• **Task to carry out**: Filter out everything except lines holding "виведення".

# Supplied information start

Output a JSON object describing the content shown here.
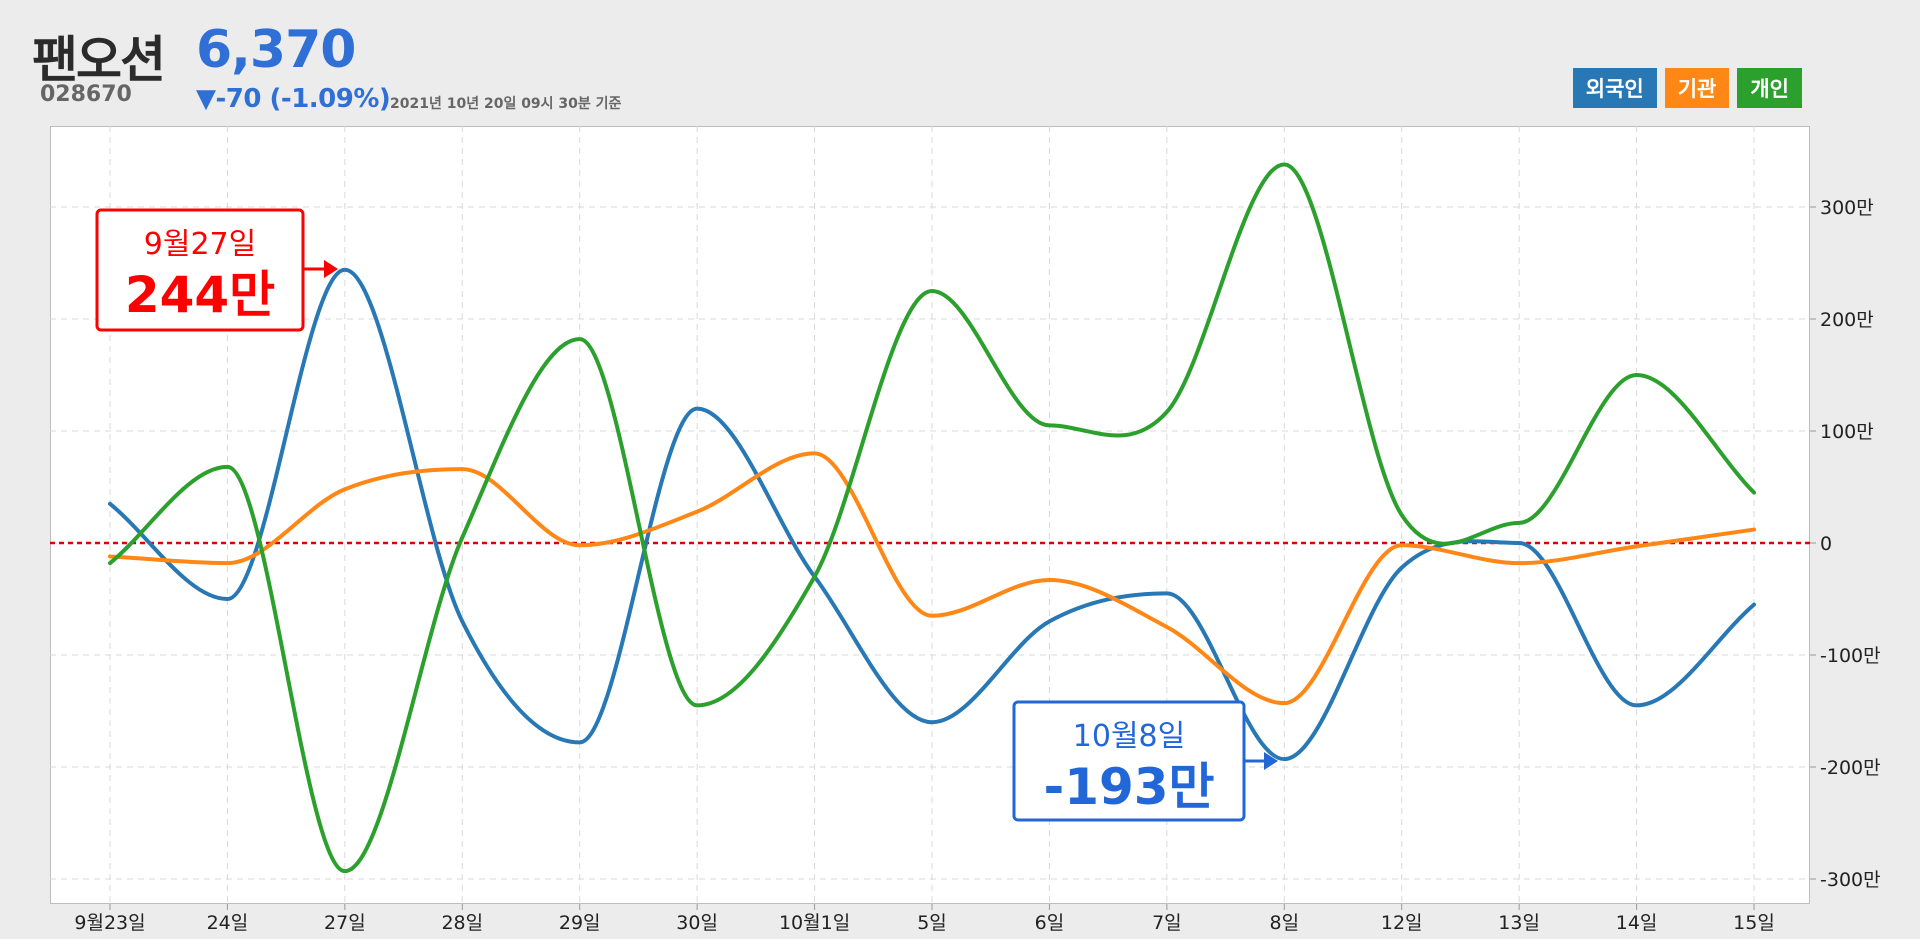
{
  "stock": {
    "name": "팬오션",
    "code": "028670",
    "price": "6,370",
    "change": "▼-70 (-1.09%)",
    "timestamp": "2021년 10년 20일 09시 30분 기준"
  },
  "legend": {
    "foreign": "외국인",
    "institution": "기관",
    "individual": "개인"
  },
  "colors": {
    "foreign": "#2878b5",
    "institution": "#ff8716",
    "individual": "#2ca02c",
    "zero_line": "#e00000",
    "price_text": "#2f6fd6"
  },
  "chart_data": {
    "type": "line",
    "categories": [
      "9월23일",
      "24일",
      "27일",
      "28일",
      "29일",
      "30일",
      "10월1일",
      "5일",
      "6일",
      "7일",
      "8일",
      "12일",
      "13일",
      "14일",
      "15일"
    ],
    "series": [
      {
        "name": "외국인",
        "color": "#2878b5",
        "values": [
          35,
          -50,
          244,
          -70,
          -178,
          120,
          -30,
          -160,
          -70,
          -45,
          -193,
          -22,
          0,
          -145,
          -55
        ]
      },
      {
        "name": "기관",
        "color": "#ff8716",
        "values": [
          -12,
          -18,
          48,
          66,
          -2,
          28,
          80,
          -65,
          -33,
          -75,
          -143,
          -2,
          -18,
          -3,
          12
        ]
      },
      {
        "name": "개인",
        "color": "#2ca02c",
        "values": [
          -18,
          68,
          -293,
          5,
          182,
          -145,
          -30,
          225,
          105,
          117,
          338,
          25,
          18,
          150,
          45
        ]
      }
    ],
    "yticks": [
      300,
      200,
      100,
      0,
      -100,
      -200,
      -300
    ],
    "ytick_labels": [
      "300만",
      "200만",
      "100만",
      "0",
      "-100만",
      "-200만",
      "-300만"
    ],
    "ylim": [
      -320,
      365
    ],
    "grid": true,
    "reference_line": 0,
    "annotations": [
      {
        "date": "9월27일",
        "value_label": "244만",
        "index": 2,
        "value": 244,
        "color": "#ff0000"
      },
      {
        "date": "10월8일",
        "value_label": "-193만",
        "index": 10,
        "value": -193,
        "color": "#2167d8"
      }
    ]
  }
}
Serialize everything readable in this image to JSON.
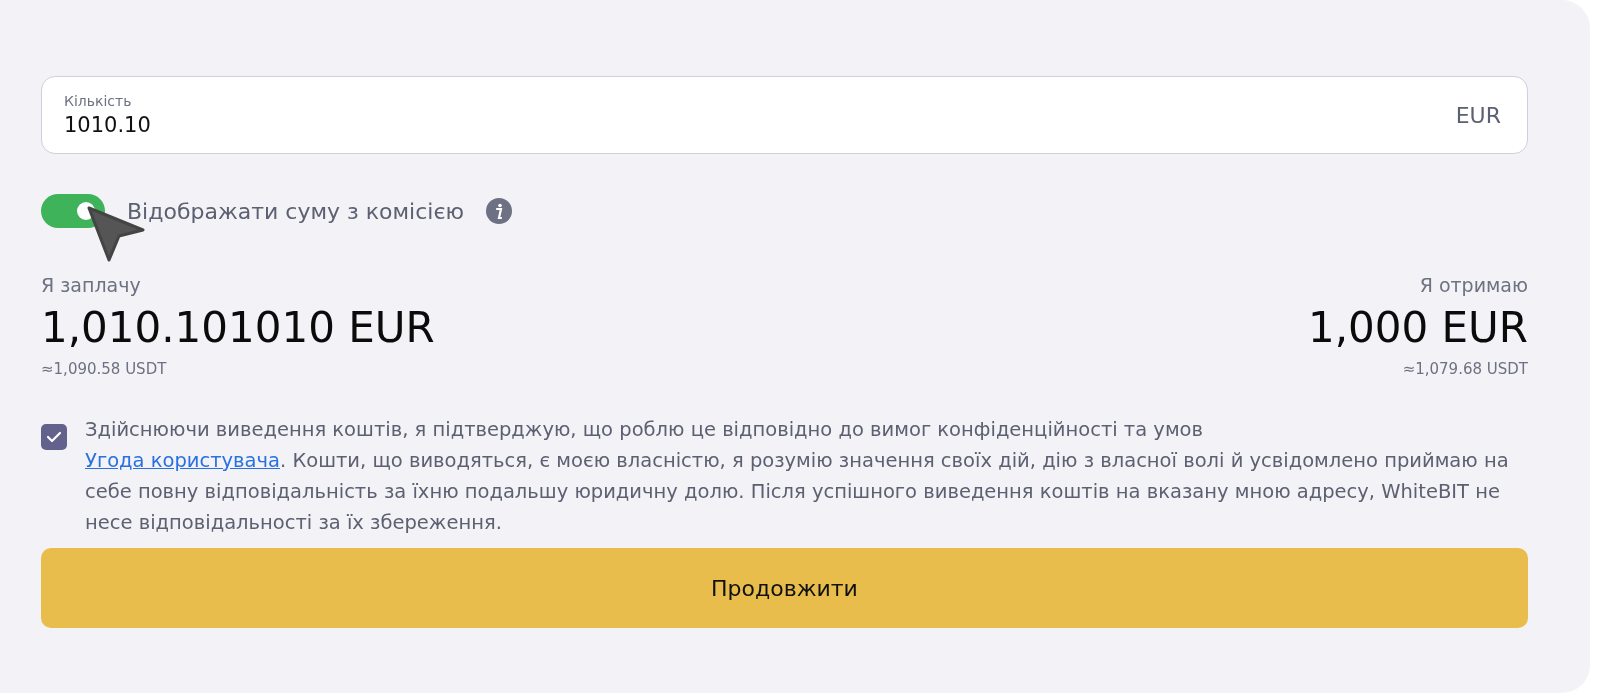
{
  "amount_field": {
    "label": "Кількість",
    "value": "1010.10",
    "currency": "EUR"
  },
  "fee_toggle": {
    "on": true,
    "label": "Відображати суму з комісією"
  },
  "pay": {
    "label": "Я заплачу",
    "amount": "1,010.101010 EUR",
    "approx": "≈1,090.58 USDT"
  },
  "receive": {
    "label": "Я отримаю",
    "amount": "1,000 EUR",
    "approx": "≈1,079.68 USDT"
  },
  "agreement": {
    "checked": true,
    "text_before": "Здійснюючи виведення коштів, я підтверджую, що роблю це відповідно до вимог конфіденційності та умов",
    "link": "Угода користувача",
    "text_after": ". Кошти, що виводяться, є моєю власністю, я розумію значення своїх дій, дію з власної волі й усвідомлено приймаю на себе повну відповідальність за їхню подальшу юридичну долю. Після успішного виведення коштів на вказану мною адресу, WhiteBIT не несе відповідальності за їх збереження."
  },
  "continue_button": "Продовжити"
}
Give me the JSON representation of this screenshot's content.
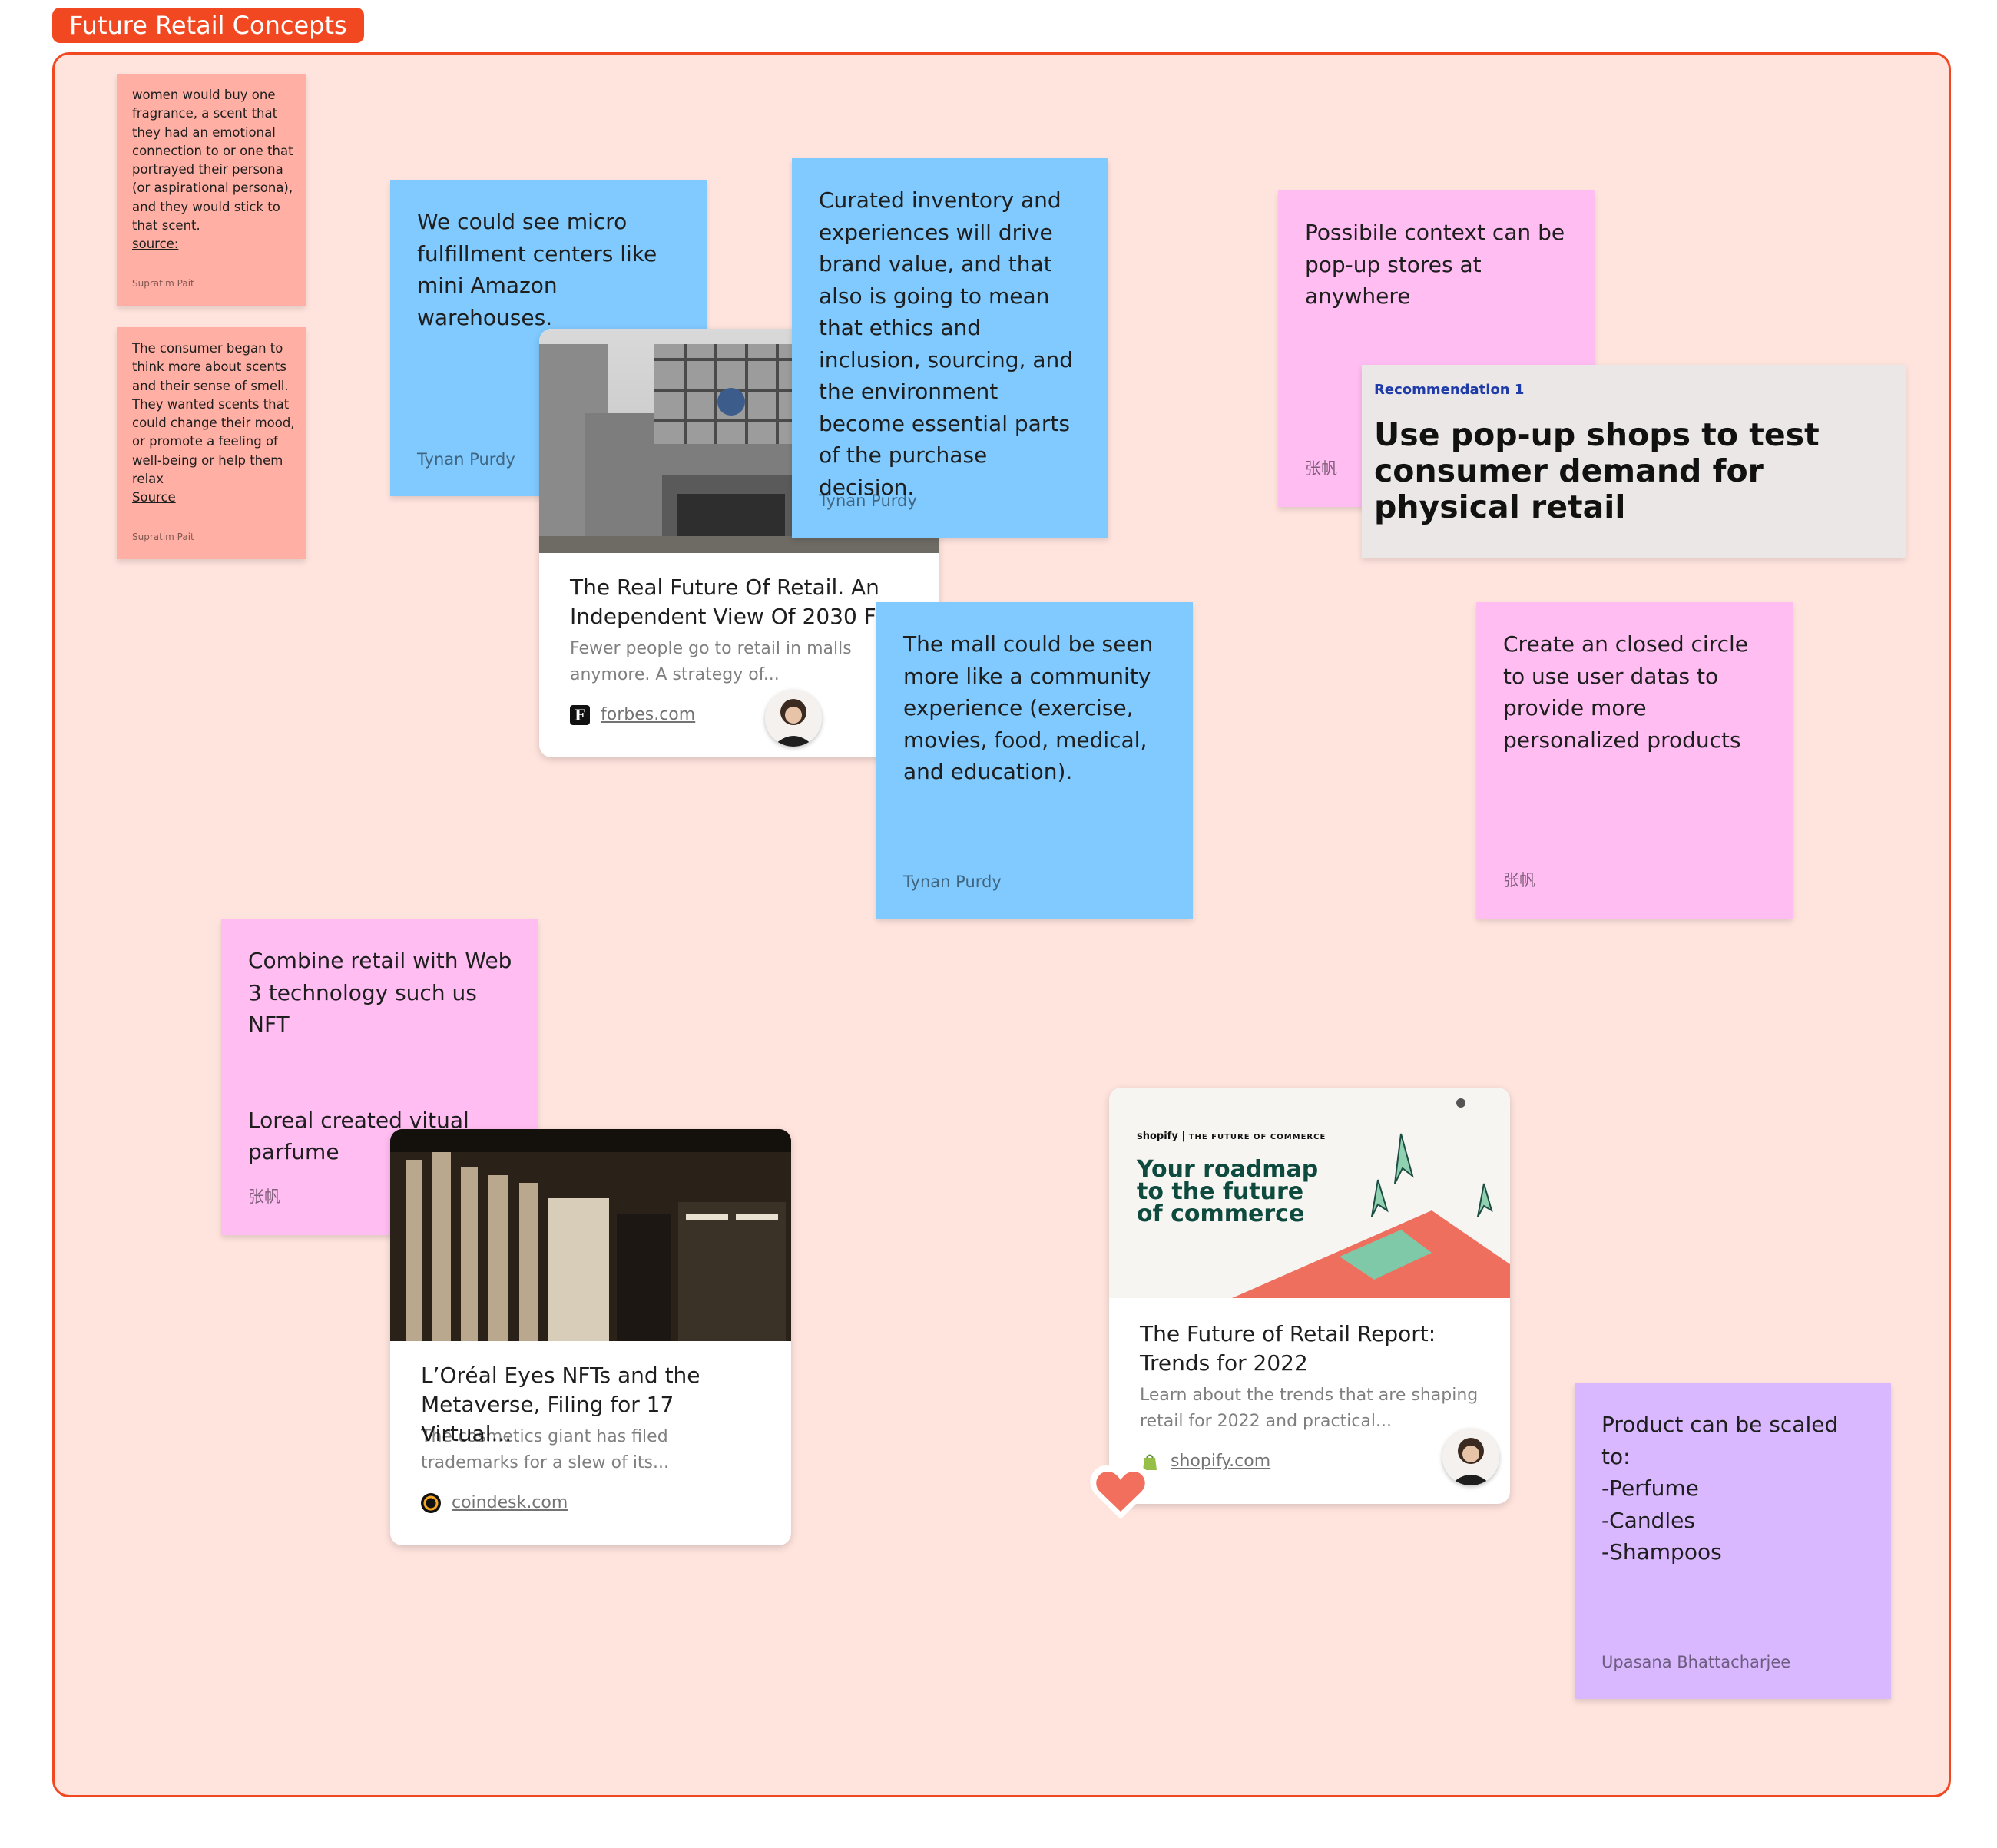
{
  "section": {
    "title": "Future Retail Concepts"
  },
  "stickies": {
    "scent1": {
      "text": "women would buy one fragrance, a scent that they had an emotional connection to or one that portrayed their persona (or aspirational persona), and they would stick to that scent.",
      "source": "source:",
      "author": "Supratim Pait"
    },
    "scent2": {
      "text": "The consumer began to think more about scents and their sense of smell. They wanted scents that could change their mood, or promote a feeling of well-being or help them relax",
      "source": "Source",
      "author": "Supratim Pait"
    },
    "micro": {
      "text": "We could see micro fulfillment centers like mini Amazon warehouses.",
      "author": "Tynan Purdy"
    },
    "curated": {
      "text": "Curated inventory and experiences will drive brand value, and that also is going to mean that ethics and inclusion, sourcing, and the environment become essential parts of the purchase decision.",
      "author": "Tynan Purdy"
    },
    "popup": {
      "text": "Possibile context can be pop-up stores at anywhere",
      "author": "张帆"
    },
    "mall": {
      "text": "The mall could be seen more like a community experience (exercise, movies, food, medical, and education).",
      "author": "Tynan Purdy"
    },
    "circle": {
      "text": "Create an closed circle to use user datas to provide more personalized products",
      "author": "张帆"
    },
    "web3": {
      "text": "Combine retail with Web 3 technology such us NFT\n\n\nLoreal created vitual parfume",
      "author": "张帆"
    },
    "scaled": {
      "text": "Product can be scaled to:\n-Perfume\n-Candles\n-Shampoos",
      "author": "Upasana Bhattacharjee"
    }
  },
  "recommendation": {
    "label": "Recommendation 1",
    "title": "Use pop-up shops to test consumer demand for physical retail"
  },
  "cards": {
    "forbes": {
      "title": "The Real Future Of Retail. An Independent View Of 2030 Fr...",
      "desc": "Fewer people go to retail in malls anymore. A strategy of...",
      "link": "forbes.com",
      "favicon": "F"
    },
    "loreal": {
      "title": "L’Oréal Eyes NFTs and the Metaverse, Filing for 17 Virtual...",
      "desc": "The cosmetics giant has filed trademarks for a slew of its...",
      "link": "coindesk.com"
    },
    "shopify": {
      "title": "The Future of Retail Report: Trends for 2022",
      "desc": "Learn about the trends that are shaping retail for 2022 and practical...",
      "link": "shopify.com",
      "banner_brand": "shopify",
      "banner_tag": "THE FUTURE OF COMMERCE",
      "banner_headline": "Your roadmap to the future of commerce"
    }
  },
  "colors": {
    "section_border": "#f24822",
    "section_fill": "#ffe3dd",
    "blue": "#80caff",
    "pink": "#ffbdf2",
    "salmon": "#ffafa3",
    "violet": "#d9b8ff"
  },
  "icons": [
    "heart-reaction-icon",
    "forbes-favicon",
    "coindesk-favicon",
    "shopify-favicon"
  ]
}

# Supplied information end

• **Worked answer**:
    "text_before": "Здійснюючи виведення коштів, я підтверджую, що роблю це відповідно до вимог конфіденційності та умов",
    "text_after": ". Кошти, що виводяться, є моєю власністю, я розумію значення своїх дій, дію з власної волі й усвідомлено приймаю на себе повну відповідальність за їхню подальшу юридичну долю. Після успішного виведення коштів на вказану мною адресу, WhiteBIT не несе відповідальності за їх збереження."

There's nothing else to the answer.